Items from a dataset:
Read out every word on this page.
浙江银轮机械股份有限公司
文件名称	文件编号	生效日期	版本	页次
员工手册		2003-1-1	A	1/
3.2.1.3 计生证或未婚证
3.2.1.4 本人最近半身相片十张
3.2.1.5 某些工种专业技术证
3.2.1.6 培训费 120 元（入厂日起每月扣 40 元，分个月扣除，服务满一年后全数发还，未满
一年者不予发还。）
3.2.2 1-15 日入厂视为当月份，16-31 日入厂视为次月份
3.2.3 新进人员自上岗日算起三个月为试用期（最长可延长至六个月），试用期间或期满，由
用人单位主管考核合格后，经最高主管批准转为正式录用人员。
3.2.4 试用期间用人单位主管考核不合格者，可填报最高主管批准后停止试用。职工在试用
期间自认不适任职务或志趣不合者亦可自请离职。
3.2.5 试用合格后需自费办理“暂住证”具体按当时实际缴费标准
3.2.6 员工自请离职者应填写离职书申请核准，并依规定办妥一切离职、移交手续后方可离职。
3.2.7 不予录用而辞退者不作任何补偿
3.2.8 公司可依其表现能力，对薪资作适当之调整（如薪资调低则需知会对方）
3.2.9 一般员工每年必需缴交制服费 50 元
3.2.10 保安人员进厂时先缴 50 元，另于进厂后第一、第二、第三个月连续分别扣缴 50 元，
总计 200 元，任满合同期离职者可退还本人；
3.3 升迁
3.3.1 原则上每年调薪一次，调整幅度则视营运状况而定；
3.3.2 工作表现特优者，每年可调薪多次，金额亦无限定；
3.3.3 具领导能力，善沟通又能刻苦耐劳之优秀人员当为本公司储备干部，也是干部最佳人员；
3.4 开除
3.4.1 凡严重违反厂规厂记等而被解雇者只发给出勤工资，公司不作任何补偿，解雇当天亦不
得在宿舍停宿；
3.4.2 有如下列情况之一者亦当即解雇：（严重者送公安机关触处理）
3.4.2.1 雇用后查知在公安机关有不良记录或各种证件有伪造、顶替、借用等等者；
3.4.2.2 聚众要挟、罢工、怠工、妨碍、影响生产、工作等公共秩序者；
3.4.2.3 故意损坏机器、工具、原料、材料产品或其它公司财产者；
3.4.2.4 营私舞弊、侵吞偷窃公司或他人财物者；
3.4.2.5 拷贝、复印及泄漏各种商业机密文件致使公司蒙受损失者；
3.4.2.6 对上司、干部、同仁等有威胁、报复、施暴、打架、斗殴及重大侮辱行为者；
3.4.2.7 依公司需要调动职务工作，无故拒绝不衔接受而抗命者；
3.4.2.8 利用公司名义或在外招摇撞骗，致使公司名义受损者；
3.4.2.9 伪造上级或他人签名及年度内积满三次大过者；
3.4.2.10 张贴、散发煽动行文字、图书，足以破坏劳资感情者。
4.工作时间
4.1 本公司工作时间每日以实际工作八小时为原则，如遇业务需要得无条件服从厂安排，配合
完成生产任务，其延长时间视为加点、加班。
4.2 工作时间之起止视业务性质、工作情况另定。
---
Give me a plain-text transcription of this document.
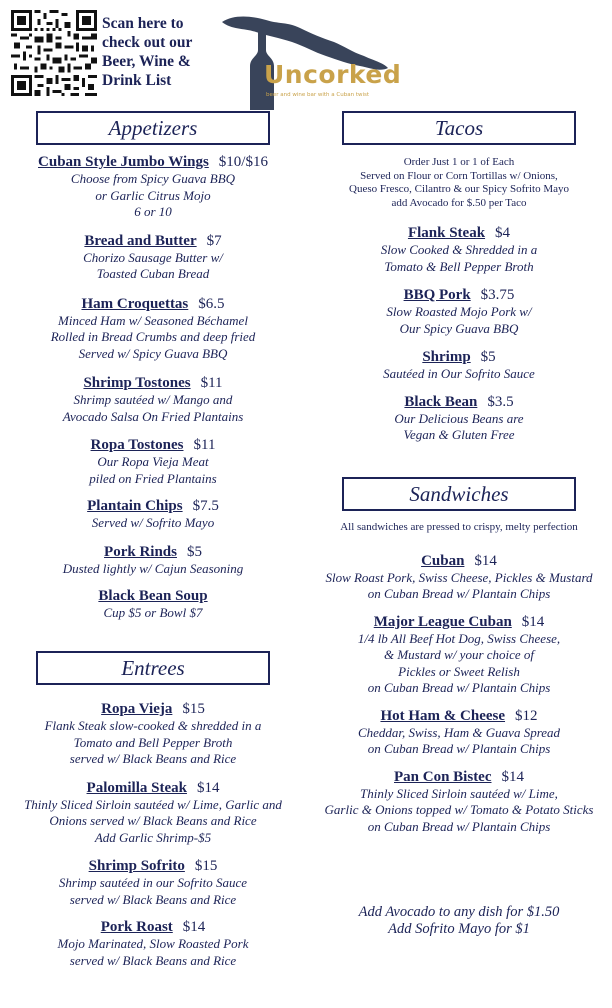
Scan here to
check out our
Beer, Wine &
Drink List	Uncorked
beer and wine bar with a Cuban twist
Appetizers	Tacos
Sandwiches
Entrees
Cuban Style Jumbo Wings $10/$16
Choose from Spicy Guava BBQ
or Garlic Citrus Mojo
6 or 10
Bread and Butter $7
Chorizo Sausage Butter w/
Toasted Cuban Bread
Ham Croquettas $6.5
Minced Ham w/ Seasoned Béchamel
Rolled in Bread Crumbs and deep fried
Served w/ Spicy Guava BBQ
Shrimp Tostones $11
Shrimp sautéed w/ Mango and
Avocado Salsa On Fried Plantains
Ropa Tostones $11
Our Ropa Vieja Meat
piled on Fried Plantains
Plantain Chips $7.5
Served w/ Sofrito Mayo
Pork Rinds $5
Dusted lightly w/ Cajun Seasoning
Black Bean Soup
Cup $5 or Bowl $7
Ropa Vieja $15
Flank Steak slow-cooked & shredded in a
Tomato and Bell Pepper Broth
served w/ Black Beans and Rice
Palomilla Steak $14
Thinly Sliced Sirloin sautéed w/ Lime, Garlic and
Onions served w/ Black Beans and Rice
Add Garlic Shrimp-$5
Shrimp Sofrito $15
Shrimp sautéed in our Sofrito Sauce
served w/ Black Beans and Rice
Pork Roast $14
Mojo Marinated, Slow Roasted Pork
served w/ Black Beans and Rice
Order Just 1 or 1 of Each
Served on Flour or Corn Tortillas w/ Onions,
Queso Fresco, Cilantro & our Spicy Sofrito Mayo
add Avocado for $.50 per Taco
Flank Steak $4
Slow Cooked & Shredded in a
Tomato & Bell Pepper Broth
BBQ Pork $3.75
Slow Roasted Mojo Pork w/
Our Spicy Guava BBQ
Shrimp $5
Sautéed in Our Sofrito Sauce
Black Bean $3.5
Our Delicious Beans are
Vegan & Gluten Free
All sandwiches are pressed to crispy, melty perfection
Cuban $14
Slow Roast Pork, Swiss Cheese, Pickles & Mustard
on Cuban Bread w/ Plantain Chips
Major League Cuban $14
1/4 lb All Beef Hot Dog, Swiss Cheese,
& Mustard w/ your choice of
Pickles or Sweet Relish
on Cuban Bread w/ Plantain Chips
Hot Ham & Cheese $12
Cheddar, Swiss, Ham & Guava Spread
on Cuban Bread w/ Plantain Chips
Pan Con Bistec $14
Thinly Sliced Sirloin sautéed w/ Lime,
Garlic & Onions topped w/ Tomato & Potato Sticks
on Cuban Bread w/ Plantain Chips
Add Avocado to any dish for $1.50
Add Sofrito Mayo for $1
...
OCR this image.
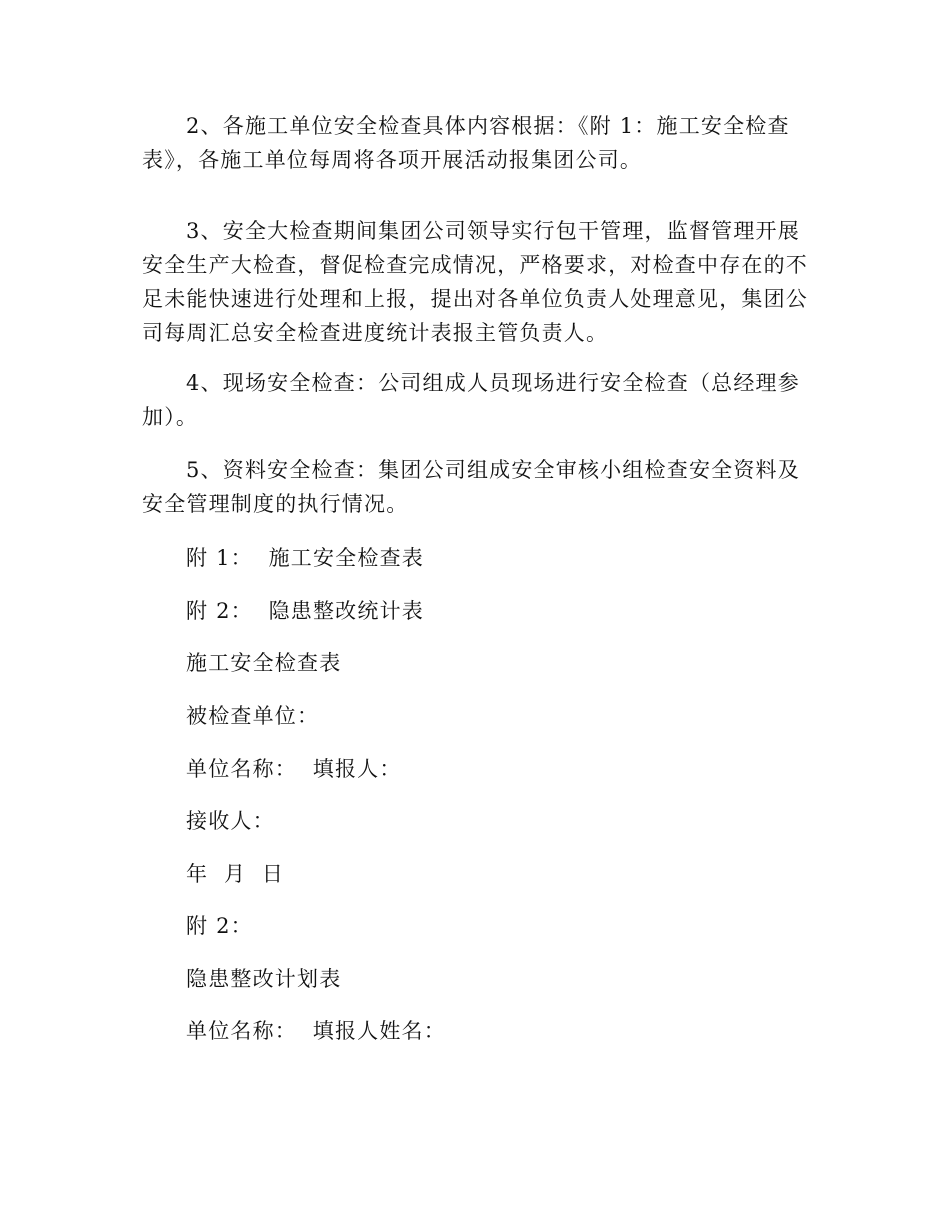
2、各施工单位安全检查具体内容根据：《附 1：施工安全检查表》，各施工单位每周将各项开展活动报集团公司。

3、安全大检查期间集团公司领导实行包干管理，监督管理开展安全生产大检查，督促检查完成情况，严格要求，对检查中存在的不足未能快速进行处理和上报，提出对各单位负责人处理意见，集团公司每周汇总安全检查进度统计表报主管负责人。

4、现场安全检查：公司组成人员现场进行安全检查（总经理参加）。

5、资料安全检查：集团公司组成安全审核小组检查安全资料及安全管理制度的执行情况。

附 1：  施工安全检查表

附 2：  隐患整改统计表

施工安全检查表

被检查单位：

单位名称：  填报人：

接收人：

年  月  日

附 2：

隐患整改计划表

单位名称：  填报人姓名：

YOUR OBJECTIVE
Pull out each line holding the string "Plantains".

FULL RESPONSE
Avocado Salsa On Fried Plantains
piled on Fried Plantains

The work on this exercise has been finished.